### Data
::::::::
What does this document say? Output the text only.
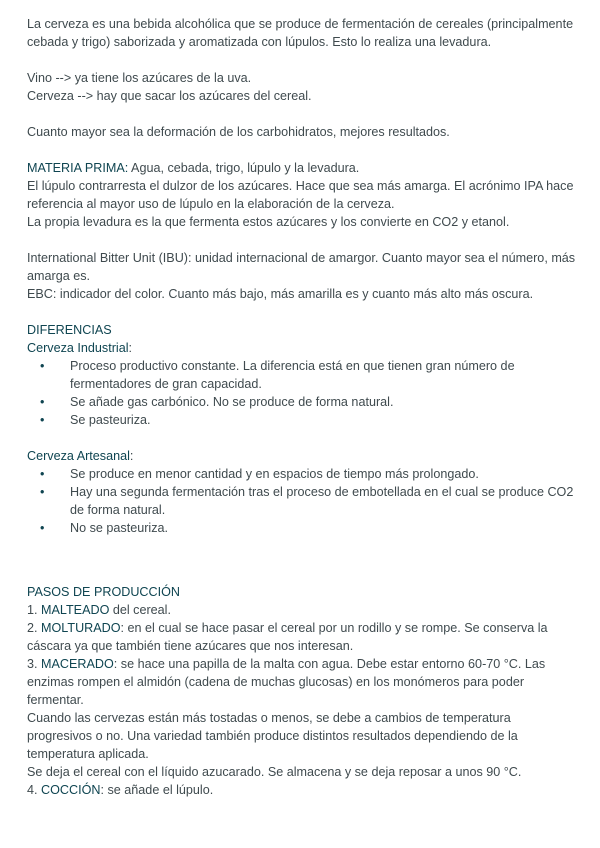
La cerveza es una bebida alcohólica que se produce de fermentación de cereales (principalmente cebada y trigo) saborizada y aromatizada con lúpulos. Esto lo realiza una levadura.

Vino --> ya tiene los azúcares de la uva.

Cerveza --> hay que sacar los azúcares del cereal.

Cuanto mayor sea la deformación de los carbohidratos, mejores resultados.

MATERIA PRIMA: Agua, cebada, trigo, lúpulo y la levadura.

El lúpulo contrarresta el dulzor de los azúcares. Hace que sea más amarga. El acrónimo IPA hace referencia al mayor uso de lúpulo en la elaboración de la cerveza.

La propia levadura es la que fermenta estos azúcares y los convierte en CO2 y etanol.

International Bitter Unit (IBU): unidad internacional de amargor. Cuanto mayor sea el número, más amarga es.

EBC: indicador del color. Cuanto más bajo, más amarilla es y cuanto más alto más oscura.

DIFERENCIAS

Cerveza Industrial:

• Proceso productivo constante. La diferencia está en que tienen gran número de fermentadores de gran capacidad.
• Se añade gas carbónico. No se produce de forma natural.
• Se pasteuriza.

Cerveza Artesanal:

• Se produce en menor cantidad y en espacios de tiempo más prolongado.
• Hay una segunda fermentación tras el proceso de embotellada en el cual se produce CO2 de forma natural.
• No se pasteuriza.

PASOS DE PRODUCCIÓN

1. MALTEADO del cereal.

2. MOLTURADO: en el cual se hace pasar el cereal por un rodillo y se rompe. Se conserva la cáscara ya que también tiene azúcares que nos interesan.

3. MACERADO: se hace una papilla de la malta con agua. Debe estar entorno 60-70 °C. Las enzimas rompen el almidón (cadena de muchas glucosas) en los monómeros para poder fermentar.

Cuando las cervezas están más tostadas o menos, se debe a cambios de temperatura progresivos o no. Una variedad también produce distintos resultados dependiendo de la temperatura aplicada.

Se deja el cereal con el líquido azucarado. Se almacena y se deja reposar a unos 90 °C.

4. COCCIÓN: se añade el lúpulo.
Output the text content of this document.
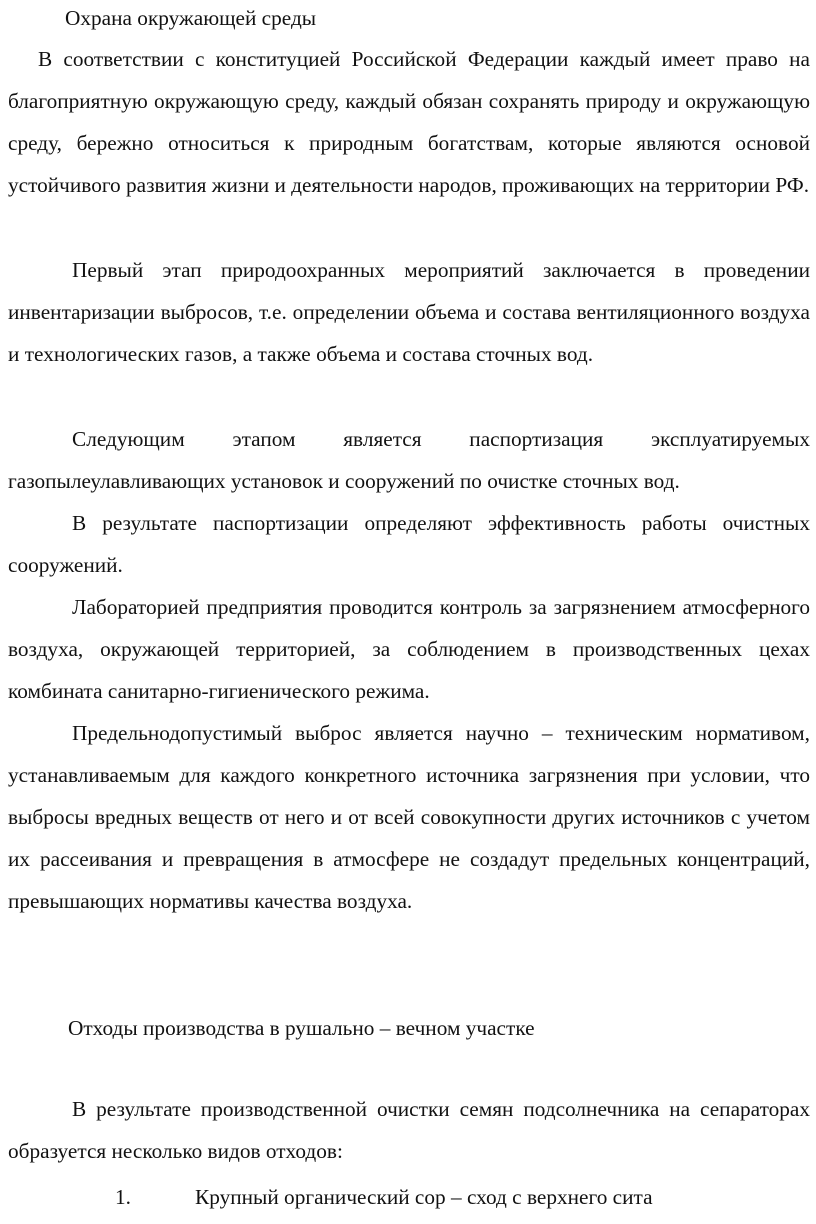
Охрана окружающей среды

В соответствии с конституцией Российской Федерации каждый имеет право на благоприятную окружающую среду, каждый обязан сохранять природу и окружающую среду, бережно относиться к природным богатствам, которые являются основой устойчивого развития жизни и деятельности народов, проживающих на территории РФ.

Первый этап природоохранных мероприятий заключается в проведении инвентаризации выбросов, т.е. определении объема и состава вентиляционного воздуха и технологических газов, а также объема и состава сточных вод.

Следующим этапом является паспортизация эксплуатируемых газопылеулавливающих установок и сооружений по очистке сточных вод.

В результате паспортизации определяют эффективность работы очистных сооружений.

Лабораторией предприятия проводится контроль за загрязнением атмосферного воздуха, окружающей территорией, за соблюдением в производственных цехах комбината санитарно-гигиенического режима.

Предельнодопустимый выброс является научно – техническим нормативом, устанавливаемым для каждого конкретного источника загрязнения при условии, что выбросы вредных веществ от него и от всей совокупности других источников с учетом их рассеивания и превращения в атмосфере не создадут предельных концентраций, превышающих нормативы качества воздуха.

Отходы производства в рушально – вечном участке

В результате производственной очистки семян подсолнечника на сепараторах образуется несколько видов отходов:

1.	Крупный органический сор – сход с верхнего сита
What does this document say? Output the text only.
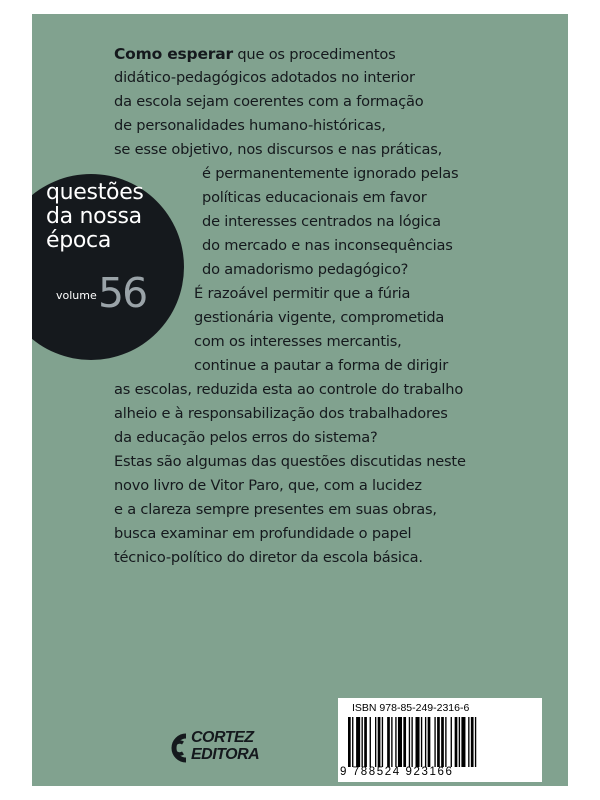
questões
da nossa
época
volume 56
Como esperar que os procedimentos
didático-pedagógicos adotados no interior
da escola sejam coerentes com a formação
de personalidades humano-históricas,
se esse objetivo, nos discursos e nas práticas,
é permanentemente ignorado pelas
políticas educacionais em favor
de interesses centrados na lógica
do mercado e nas inconsequências
do amadorismo pedagógico?
É razoável permitir que a fúria
gestionária vigente, comprometida
com os interesses mercantis,
continue a pautar a forma de dirigir
as escolas, reduzida esta ao controle do trabalho
alheio e à responsabilização dos trabalhadores
da educação pelos erros do sistema?
Estas são algumas das questões discutidas neste
novo livro de Vitor Paro, que, com a lucidez
e a clareza sempre presentes em suas obras,
busca examinar em profundidade o papel
técnico-político do diretor da escola básica.
CORTEZ
EDITORA
ISBN 978-85-249-2316-6
9 788524 923166
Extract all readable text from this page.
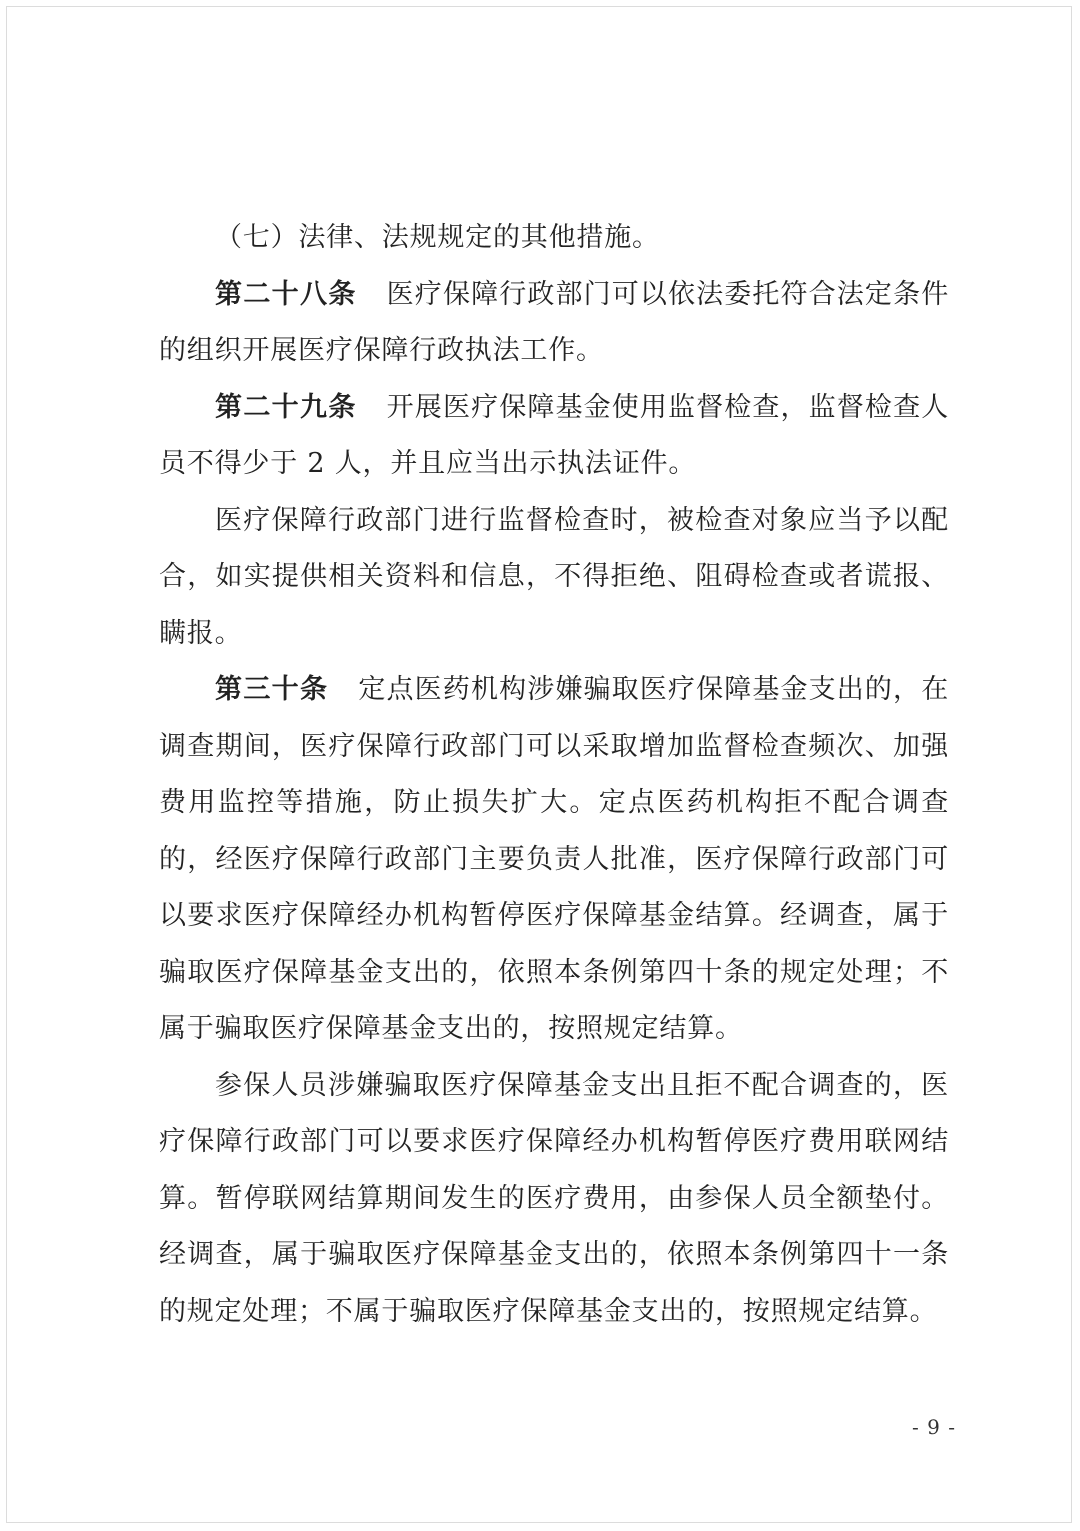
（七）法律、法规规定的其他措施。

第二十八条 医疗保障行政部门可以依法委托符合法定条件的组织开展医疗保障行政执法工作。

第二十九条 开展医疗保障基金使用监督检查，监督检查人员不得少于 2 人，并且应当出示执法证件。

医疗保障行政部门进行监督检查时，被检查对象应当予以配合，如实提供相关资料和信息，不得拒绝、阻碍检查或者谎报、瞒报。

第三十条 定点医药机构涉嫌骗取医疗保障基金支出的，在调查期间，医疗保障行政部门可以采取增加监督检查频次、加强费用监控等措施，防止损失扩大。定点医药机构拒不配合调查的，经医疗保障行政部门主要负责人批准，医疗保障行政部门可以要求医疗保障经办机构暂停医疗保障基金结算。经调查，属于骗取医疗保障基金支出的，依照本条例第四十条的规定处理；不属于骗取医疗保障基金支出的，按照规定结算。

参保人员涉嫌骗取医疗保障基金支出且拒不配合调查的，医疗保障行政部门可以要求医疗保障经办机构暂停医疗费用联网结算。暂停联网结算期间发生的医疗费用，由参保人员全额垫付。经调查，属于骗取医疗保障基金支出的，依照本条例第四十一条的规定处理；不属于骗取医疗保障基金支出的，按照规定结算。

- 9 -
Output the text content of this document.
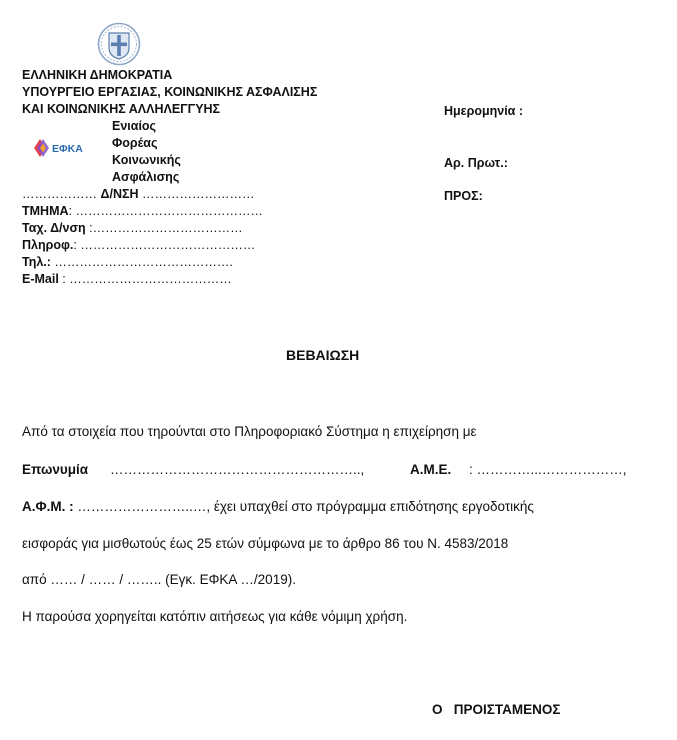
ΕΛΛΗΝΙΚΗ ΔΗΜΟΚΡΑΤΙΑ
ΥΠΟΥΡΓΕΙΟ ΕΡΓΑΣΙΑΣ, ΚΟΙΝΩΝΙΚΗΣ ΑΣΦΑΛΙΣΗΣ
ΚΑΙ ΚΟΙΝΩΝΙΚΗΣ ΑΛΛΗΛΕΓΓΥΗΣ
ΕΦΚΑ
Ενιαίος
Φορέας
Κοινωνικής
Ασφάλισης
……………… Δ/ΝΣΗ ………………………
ΤΜΗΜΑ: ………………………………………
Ταχ. Δ/νση :………………………………
Πληροφ.: ……………………………………
Τηλ.: …………………………………….
E-Mail : …………………………………
Ημερομηνία :
Αρ. Πρωτ.:
ΠΡΟΣ:
ΒΕΒΑΙΩΣΗ
Από τα στοιχεία που τηρούνται στο Πληροφοριακό Σύστημα η επιχείρηση με
Επωνυμία ………………………………………………..,	Α.Μ.Ε. : …………...………………,
Α.Φ.Μ. : ……………………..…, έχει υπαχθεί στο πρόγραμμα επιδότησης εργοδοτικής
εισφοράς για μισθωτούς έως 25 ετών σύμφωνα με το άρθρο 86 του Ν. 4583/2018
από …… / …… / …….. (Εγκ. ΕΦΚΑ …/2019).
Η παρούσα χορηγείται κατόπιν αιτήσεως για κάθε νόμιμη χρήση.
Ο   ΠΡΟΙΣΤΑΜΕΝΟΣ
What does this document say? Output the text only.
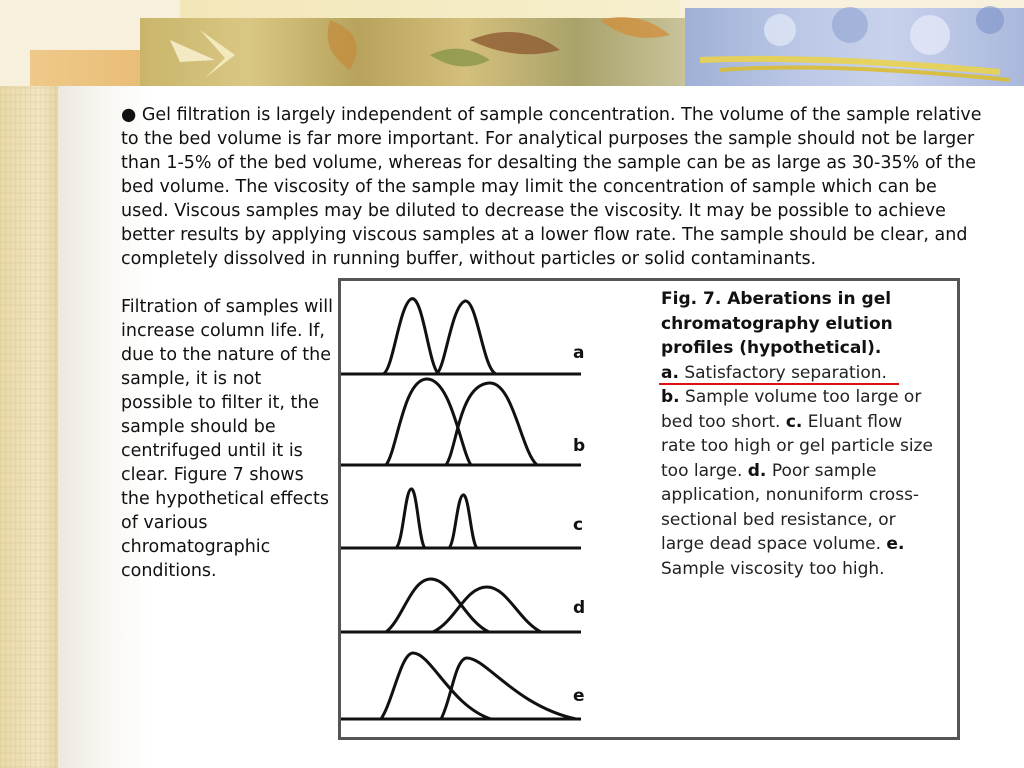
● Gel filtration is largely independent of sample concentration. The volume of the sample relative to the bed volume is far more important. For analytical purposes the sample should not be larger than 1-5% of the bed volume, whereas for desalting the sample can be as large as 30-35% of the bed volume. The viscosity of the sample may limit the concentration of sample which can be used. Viscous samples may be diluted to decrease the viscosity. It may be possible to achieve better results by applying viscous samples at a lower flow rate. The sample should be clear, and completely dissolved in running buffer, without particles or solid contaminants.

Filtration of samples will increase column life. If, due to the nature of the sample, it is not possible to filter it, the sample should be centrifuged until it is clear. Figure 7 shows the hypothetical effects of various chromatographic conditions.

a
b
c
d
e
Fig. 7. Aberations in gel chromatography elution profiles (hypothetical).
a. Satisfactory separation.
b. Sample volume too large or bed too short. c. Eluant flow rate too high or gel particle size too large. d. Poor sample application, nonuniform cross-sectional bed resistance, or large dead space volume. e. Sample viscosity too high.
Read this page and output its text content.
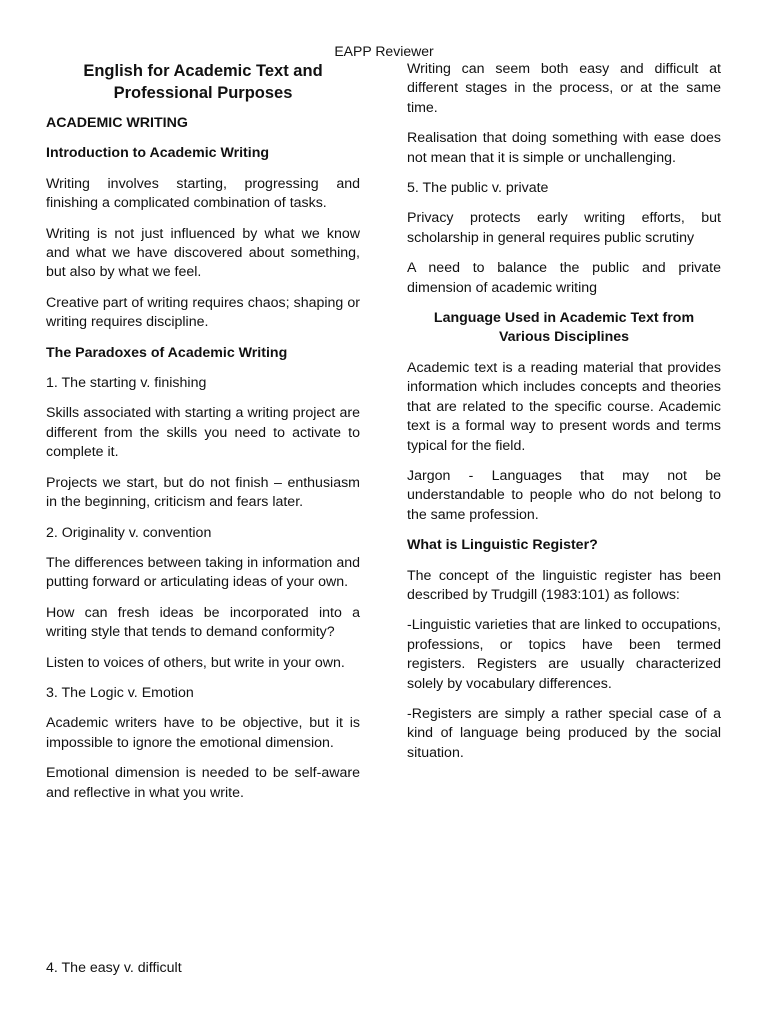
EAPP Reviewer
English for Academic Text and Professional Purposes
ACADEMIC WRITING
Introduction to Academic Writing

Writing involves starting, progressing and finishing a complicated combination of tasks.

Writing is not just influenced by what we know and what we have discovered about something, but also by what we feel.

Creative part of writing requires chaos; shaping or writing requires discipline.

The Paradoxes of Academic Writing

1. The starting v. finishing

Skills associated with starting a writing project are different from the skills you need to activate to complete it.

Projects we start, but do not finish – enthusiasm in the beginning, criticism and fears later.

2. Originality v. convention

The differences between taking in information and putting forward or articulating ideas of your own.

How can fresh ideas be incorporated into a writing style that tends to demand conformity?

Listen to voices of others, but write in your own.

3. The Logic v. Emotion

Academic writers have to be objective, but it is impossible to ignore the emotional dimension.

Emotional dimension is needed to be self-aware and reflective in what you write.

4. The easy v. difficult

Writing can seem both easy and difficult at different stages in the process, or at the same time.

Realisation that doing something with ease does not mean that it is simple or unchallenging.

5. The public v. private

Privacy protects early writing efforts, but scholarship in general requires public scrutiny

A need to balance the public and private dimension of academic writing

Language Used in Academic Text from Various Disciplines

Academic text is a reading material that provides information which includes concepts and theories that are related to the specific course. Academic text is a formal way to present words and terms typical for the field.

Jargon - Languages that may not be understandable to people who do not belong to the same profession.

What is Linguistic Register?

The concept of the linguistic register has been described by Trudgill (1983:101) as follows:

-Linguistic varieties that are linked to occupations, professions, or topics have been termed registers. Registers are usually characterized solely by vocabulary differences.

-Registers are simply a rather special case of a kind of language being produced by the social situation.
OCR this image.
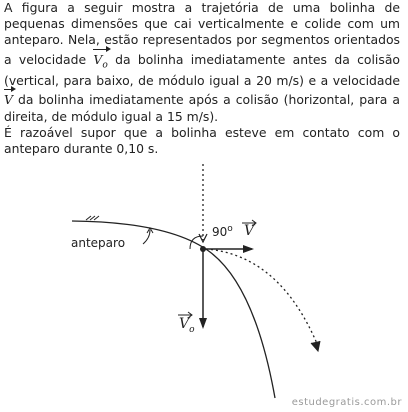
A figura a seguir mostra a trajetória de uma bolinha de pequenas dimensões que cai verticalmente e colide com um anteparo. Nela, estão representados por segmentos orientados a velocidade $V_o$ da bolinha imediatamente antes da colisão (vertical, para baixo, de módulo igual a 20 m/s) e a velocidade V da bolinha imediatamente após a colisão (horizontal, para a direita, de módulo igual a 15 m/s).

É razoável supor que a bolinha esteve em contato com o anteparo durante 0,10 s.

90$^o$
anteparo
V
$V_o$
estudegratis.com.br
::::::::
List all lines in the material containing the string "cebada".

### Task output
La cerveza es una bebida alcohólica que se produce de fermentación de cereales (principalmente cebada y trigo) saborizada y aromatizada con lúpulos. Esto lo realiza una levadura.
MATERIA PRIMA: Agua, cebada, trigo, lúpulo y la levadura.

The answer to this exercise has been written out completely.